* START Data listing *

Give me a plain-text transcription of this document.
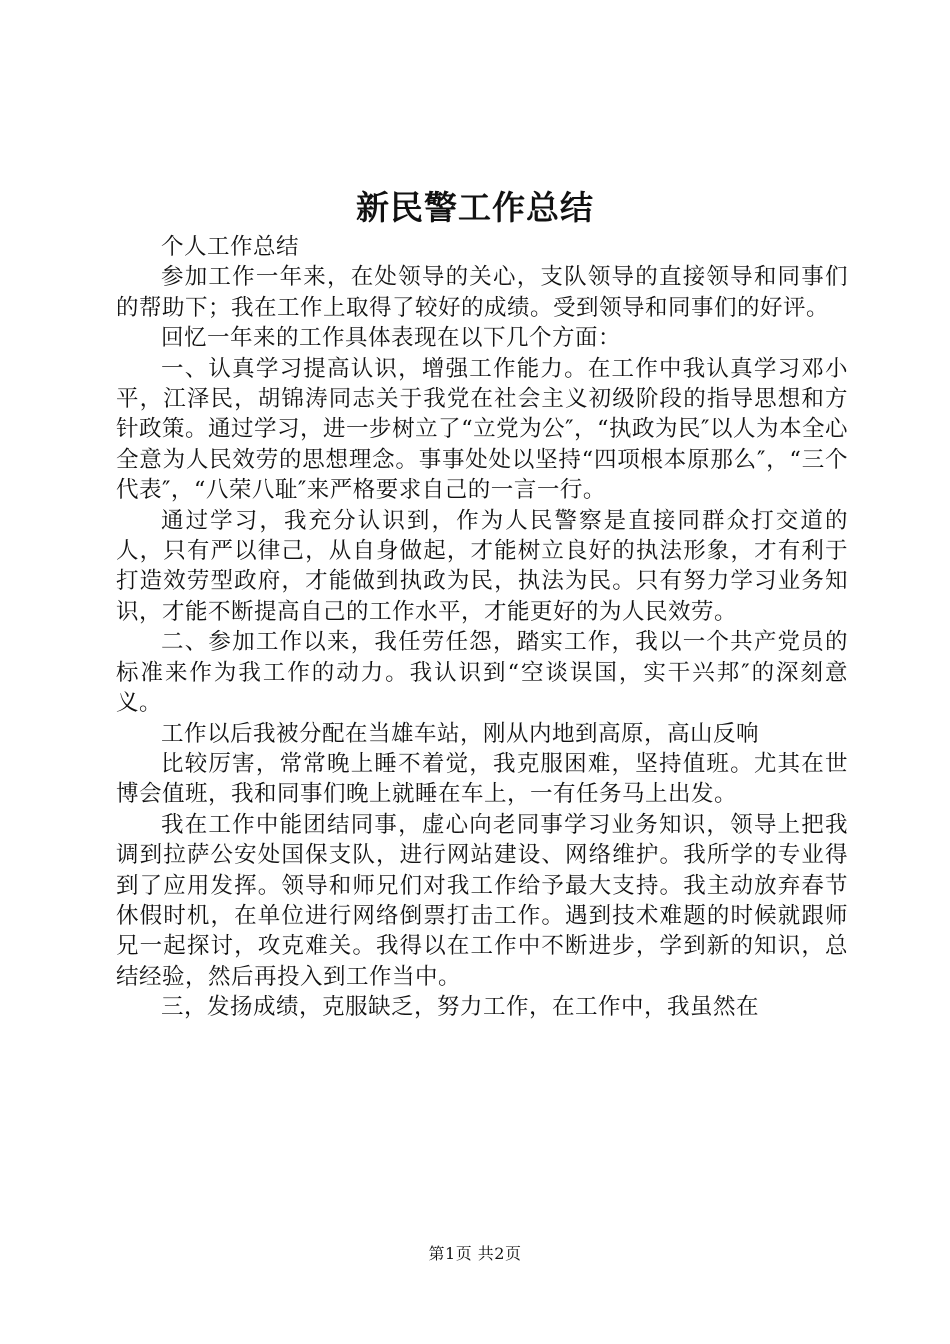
新民警工作总结

个人工作总结

参加工作一年来，在处领导的关心，支队领导的直接领导和同事们的帮助下；我在工作上取得了较好的成绩。受到领导和同事们的好评。

回忆一年来的工作具体表现在以下几个方面：

一、认真学习提高认识，增强工作能力。在工作中我认真学习邓小平，江泽民，胡锦涛同志关于我党在社会主义初级阶段的指导思想和方针政策。通过学习，进一步树立了“立党为公″，“执政为民″以人为本全心全意为人民效劳的思想理念。事事处处以坚持“四项根本原那么″，“三个代表″，“八荣八耻″来严格要求自己的一言一行。

通过学习，我充分认识到，作为人民警察是直接同群众打交道的人，只有严以律己，从自身做起，才能树立良好的执法形象，才有利于打造效劳型政府，才能做到执政为民，执法为民。只有努力学习业务知识，才能不断提高自己的工作水平，才能更好的为人民效劳。

二、参加工作以来，我任劳任怨，踏实工作，我以一个共产党员的标准来作为我工作的动力。我认识到“空谈误国，实干兴邦″的深刻意义。

工作以后我被分配在当雄车站，刚从内地到高原，高山反响

比较厉害，常常晚上睡不着觉，我克服困难，坚持值班。尤其在世博会值班，我和同事们晚上就睡在车上，一有任务马上出发。

我在工作中能团结同事，虚心向老同事学习业务知识，领导上把我调到拉萨公安处国保支队，进行网站建设、网络维护。我所学的专业得到了应用发挥。领导和师兄们对我工作给予最大支持。我主动放弃春节休假时机，在单位进行网络倒票打击工作。遇到技术难题的时候就跟师兄一起探讨，攻克难关。我得以在工作中不断进步，学到新的知识，总结经验，然后再投入到工作当中。

三，发扬成绩，克服缺乏，努力工作，在工作中，我虽然在

第1页 共2页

* END Data listing *

_Task to complete:_
Copy the material above exactly and drop the pictures.

_Written solution:_
Give me a plain-text transcription of this document.
新民警工作总结

个人工作总结

参加工作一年来，在处领导的关心，支队领导的直接领导和同事们的帮助下；我在工作上取得了较好的成绩。受到领导和同事们的好评。

回忆一年来的工作具体表现在以下几个方面：

一、认真学习提高认识，增强工作能力。在工作中我认真学习邓小平，江泽民，胡锦涛同志关于我党在社会主义初级阶段的指导思想和方针政策。通过学习，进一步树立了“立党为公″，“执政为民″以人为本全心全意为人民效劳的思想理念。事事处处以坚持“四项根本原那么″，“三个代表″，“八荣八耻″来严格要求自己的一言一行。

通过学习，我充分认识到，作为人民警察是直接同群众打交道的人，只有严以律己，从自身做起，才能树立良好的执法形象，才有利于打造效劳型政府，才能做到执政为民，执法为民。只有努力学习业务知识，才能不断提高自己的工作水平，才能更好的为人民效劳。

二、参加工作以来，我任劳任怨，踏实工作，我以一个共产党员的标准来作为我工作的动力。我认识到“空谈误国，实干兴邦″的深刻意义。

工作以后我被分配在当雄车站，刚从内地到高原，高山反响

比较厉害，常常晚上睡不着觉，我克服困难，坚持值班。尤其在世博会值班，我和同事们晚上就睡在车上，一有任务马上出发。

我在工作中能团结同事，虚心向老同事学习业务知识，领导上把我调到拉萨公安处国保支队，进行网站建设、网络维护。我所学的专业得到了应用发挥。领导和师兄们对我工作给予最大支持。我主动放弃春节休假时机，在单位进行网络倒票打击工作。遇到技术难题的时候就跟师兄一起探讨，攻克难关。我得以在工作中不断进步，学到新的知识，总结经验，然后再投入到工作当中。

三，发扬成绩，克服缺乏，努力工作，在工作中，我虽然在

第1页 共2页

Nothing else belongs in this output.